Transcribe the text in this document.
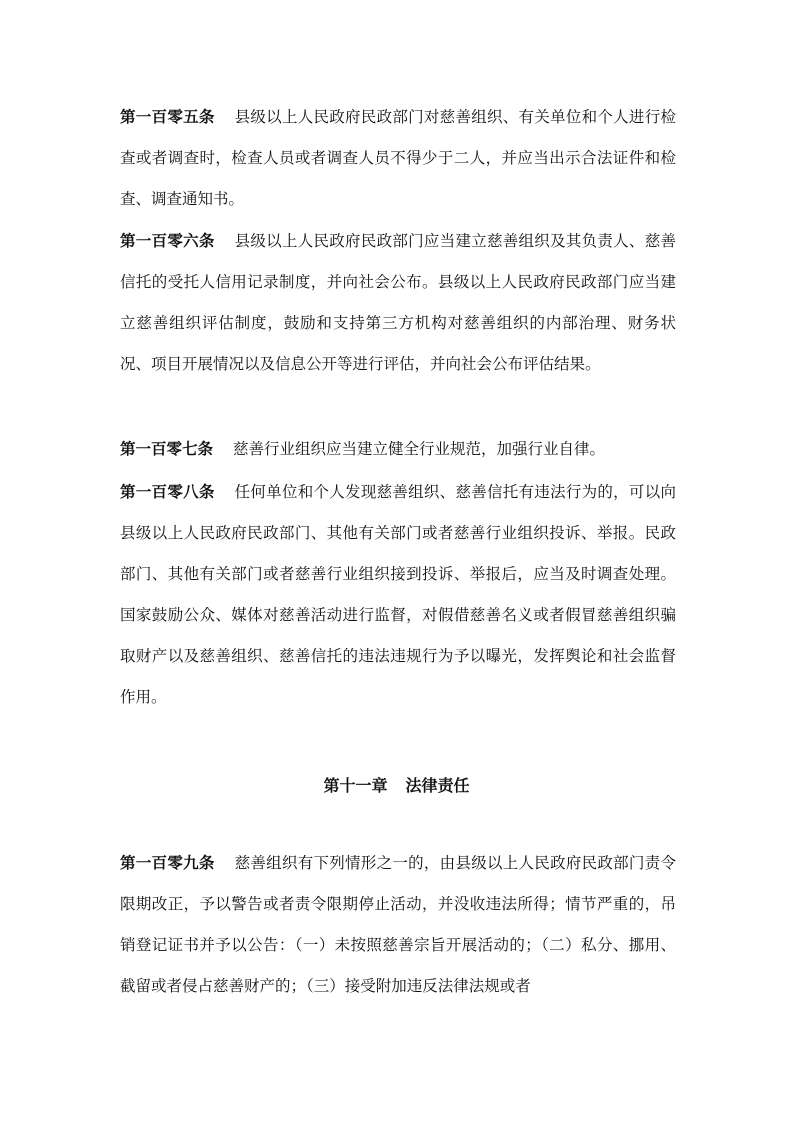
第一百零五条 县级以上人民政府民政部门对慈善组织、有关单位和个人进行检查或者调查时，检查人员或者调查人员不得少于二人，并应当出示合法证件和检查、调查通知书。

第一百零六条 县级以上人民政府民政部门应当建立慈善组织及其负责人、慈善信托的受托人信用记录制度，并向社会公布。县级以上人民政府民政部门应当建立慈善组织评估制度，鼓励和支持第三方机构对慈善组织的内部治理、财务状况、项目开展情况以及信息公开等进行评估，并向社会公布评估结果。

第一百零七条 慈善行业组织应当建立健全行业规范，加强行业自律。

第一百零八条 任何单位和个人发现慈善组织、慈善信托有违法行为的，可以向县级以上人民政府民政部门、其他有关部门或者慈善行业组织投诉、举报。民政部门、其他有关部门或者慈善行业组织接到投诉、举报后，应当及时调查处理。国家鼓励公众、媒体对慈善活动进行监督，对假借慈善名义或者假冒慈善组织骗取财产以及慈善组织、慈善信托的违法违规行为予以曝光，发挥舆论和社会监督作用。

第十一章 法律责任

第一百零九条 慈善组织有下列情形之一的，由县级以上人民政府民政部门责令限期改正，予以警告或者责令限期停止活动，并没收违法所得；情节严重的，吊销登记证书并予以公告：（一）未按照慈善宗旨开展活动的；（二）私分、挪用、截留或者侵占慈善财产的；（三）接受附加违反法律法规或者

» Directions for this task
Your task is to reproduce all of the material exactly. The pictures stay out.

» Solution
Transcribe the text in this document.
第一百零五条 县级以上人民政府民政部门对慈善组织、有关单位和个人进行检查或者调查时，检查人员或者调查人员不得少于二人，并应当出示合法证件和检查、调查通知书。

第一百零六条 县级以上人民政府民政部门应当建立慈善组织及其负责人、慈善信托的受托人信用记录制度，并向社会公布。县级以上人民政府民政部门应当建立慈善组织评估制度，鼓励和支持第三方机构对慈善组织的内部治理、财务状况、项目开展情况以及信息公开等进行评估，并向社会公布评估结果。

第一百零七条 慈善行业组织应当建立健全行业规范，加强行业自律。

第一百零八条 任何单位和个人发现慈善组织、慈善信托有违法行为的，可以向县级以上人民政府民政部门、其他有关部门或者慈善行业组织投诉、举报。民政部门、其他有关部门或者慈善行业组织接到投诉、举报后，应当及时调查处理。国家鼓励公众、媒体对慈善活动进行监督，对假借慈善名义或者假冒慈善组织骗取财产以及慈善组织、慈善信托的违法违规行为予以曝光，发挥舆论和社会监督作用。

第十一章 法律责任

第一百零九条 慈善组织有下列情形之一的，由县级以上人民政府民政部门责令限期改正，予以警告或者责令限期停止活动，并没收违法所得；情节严重的，吊销登记证书并予以公告：（一）未按照慈善宗旨开展活动的；（二）私分、挪用、截留或者侵占慈善财产的；（三）接受附加违反法律法规或者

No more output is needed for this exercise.